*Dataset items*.

+ + + + + + +

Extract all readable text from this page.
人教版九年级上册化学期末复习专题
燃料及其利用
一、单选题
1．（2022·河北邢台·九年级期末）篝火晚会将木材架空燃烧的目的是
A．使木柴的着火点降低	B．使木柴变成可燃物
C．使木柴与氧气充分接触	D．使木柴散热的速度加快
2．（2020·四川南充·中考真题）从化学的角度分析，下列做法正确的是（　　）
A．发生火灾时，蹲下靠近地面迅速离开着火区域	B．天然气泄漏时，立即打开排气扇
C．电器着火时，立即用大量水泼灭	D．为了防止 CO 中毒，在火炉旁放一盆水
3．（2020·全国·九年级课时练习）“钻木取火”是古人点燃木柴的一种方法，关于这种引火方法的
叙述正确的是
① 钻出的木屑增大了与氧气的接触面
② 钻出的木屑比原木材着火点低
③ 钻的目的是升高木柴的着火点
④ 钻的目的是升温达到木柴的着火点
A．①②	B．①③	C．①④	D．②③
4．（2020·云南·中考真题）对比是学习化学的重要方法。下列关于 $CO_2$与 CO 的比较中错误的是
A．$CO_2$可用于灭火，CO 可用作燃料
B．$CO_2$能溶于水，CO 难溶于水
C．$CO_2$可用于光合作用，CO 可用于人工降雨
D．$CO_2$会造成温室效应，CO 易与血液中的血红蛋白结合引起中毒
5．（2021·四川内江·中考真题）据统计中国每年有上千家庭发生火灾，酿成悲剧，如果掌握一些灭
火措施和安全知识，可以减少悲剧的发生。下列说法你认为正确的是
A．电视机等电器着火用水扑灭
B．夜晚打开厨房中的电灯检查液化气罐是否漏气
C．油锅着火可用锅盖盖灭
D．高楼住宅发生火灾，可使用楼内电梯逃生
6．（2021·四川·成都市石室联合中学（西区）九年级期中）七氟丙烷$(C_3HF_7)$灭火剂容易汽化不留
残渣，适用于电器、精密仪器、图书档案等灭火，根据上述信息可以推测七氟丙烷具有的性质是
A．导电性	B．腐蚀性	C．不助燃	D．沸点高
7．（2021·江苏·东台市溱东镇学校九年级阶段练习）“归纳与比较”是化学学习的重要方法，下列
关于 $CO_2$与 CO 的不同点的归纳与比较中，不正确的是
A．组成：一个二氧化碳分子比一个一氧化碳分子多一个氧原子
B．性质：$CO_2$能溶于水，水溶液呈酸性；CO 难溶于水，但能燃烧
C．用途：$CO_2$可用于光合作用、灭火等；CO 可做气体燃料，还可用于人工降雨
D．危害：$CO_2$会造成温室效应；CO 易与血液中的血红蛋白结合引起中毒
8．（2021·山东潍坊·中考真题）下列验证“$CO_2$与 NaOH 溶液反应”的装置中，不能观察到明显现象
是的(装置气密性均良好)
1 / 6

+ + + + + + +

*Exercise details*.
Write out every entry exactly as given.

*Finished answer*.
Extract all readable text from this page.
人教版九年级上册化学期末复习专题
燃料及其利用
一、单选题
1．（2022·河北邢台·九年级期末）篝火晚会将木材架空燃烧的目的是
A．使木柴的着火点降低	B．使木柴变成可燃物
C．使木柴与氧气充分接触	D．使木柴散热的速度加快
2．（2020·四川南充·中考真题）从化学的角度分析，下列做法正确的是（　　）
A．发生火灾时，蹲下靠近地面迅速离开着火区域	B．天然气泄漏时，立即打开排气扇
C．电器着火时，立即用大量水泼灭	D．为了防止 CO 中毒，在火炉旁放一盆水
3．（2020·全国·九年级课时练习）“钻木取火”是古人点燃木柴的一种方法，关于这种引火方法的
叙述正确的是
① 钻出的木屑增大了与氧气的接触面
② 钻出的木屑比原木材着火点低
③ 钻的目的是升高木柴的着火点
④ 钻的目的是升温达到木柴的着火点
A．①②	B．①③	C．①④	D．②③
4．（2020·云南·中考真题）对比是学习化学的重要方法。下列关于 $CO_2$与 CO 的比较中错误的是
A．$CO_2$可用于灭火，CO 可用作燃料
B．$CO_2$能溶于水，CO 难溶于水
C．$CO_2$可用于光合作用，CO 可用于人工降雨
D．$CO_2$会造成温室效应，CO 易与血液中的血红蛋白结合引起中毒
5．（2021·四川内江·中考真题）据统计中国每年有上千家庭发生火灾，酿成悲剧，如果掌握一些灭
火措施和安全知识，可以减少悲剧的发生。下列说法你认为正确的是
A．电视机等电器着火用水扑灭
B．夜晚打开厨房中的电灯检查液化气罐是否漏气
C．油锅着火可用锅盖盖灭
D．高楼住宅发生火灾，可使用楼内电梯逃生
6．（2021·四川·成都市石室联合中学（西区）九年级期中）七氟丙烷$(C_3HF_7)$灭火剂容易汽化不留
残渣，适用于电器、精密仪器、图书档案等灭火，根据上述信息可以推测七氟丙烷具有的性质是
A．导电性	B．腐蚀性	C．不助燃	D．沸点高
7．（2021·江苏·东台市溱东镇学校九年级阶段练习）“归纳与比较”是化学学习的重要方法，下列
关于 $CO_2$与 CO 的不同点的归纳与比较中，不正确的是
A．组成：一个二氧化碳分子比一个一氧化碳分子多一个氧原子
B．性质：$CO_2$能溶于水，水溶液呈酸性；CO 难溶于水，但能燃烧
C．用途：$CO_2$可用于光合作用、灭火等；CO 可做气体燃料，还可用于人工降雨
D．危害：$CO_2$会造成温室效应；CO 易与血液中的血红蛋白结合引起中毒
8．（2021·山东潍坊·中考真题）下列验证“$CO_2$与 NaOH 溶液反应”的装置中，不能观察到明显现象
是的(装置气密性均良好)
1 / 6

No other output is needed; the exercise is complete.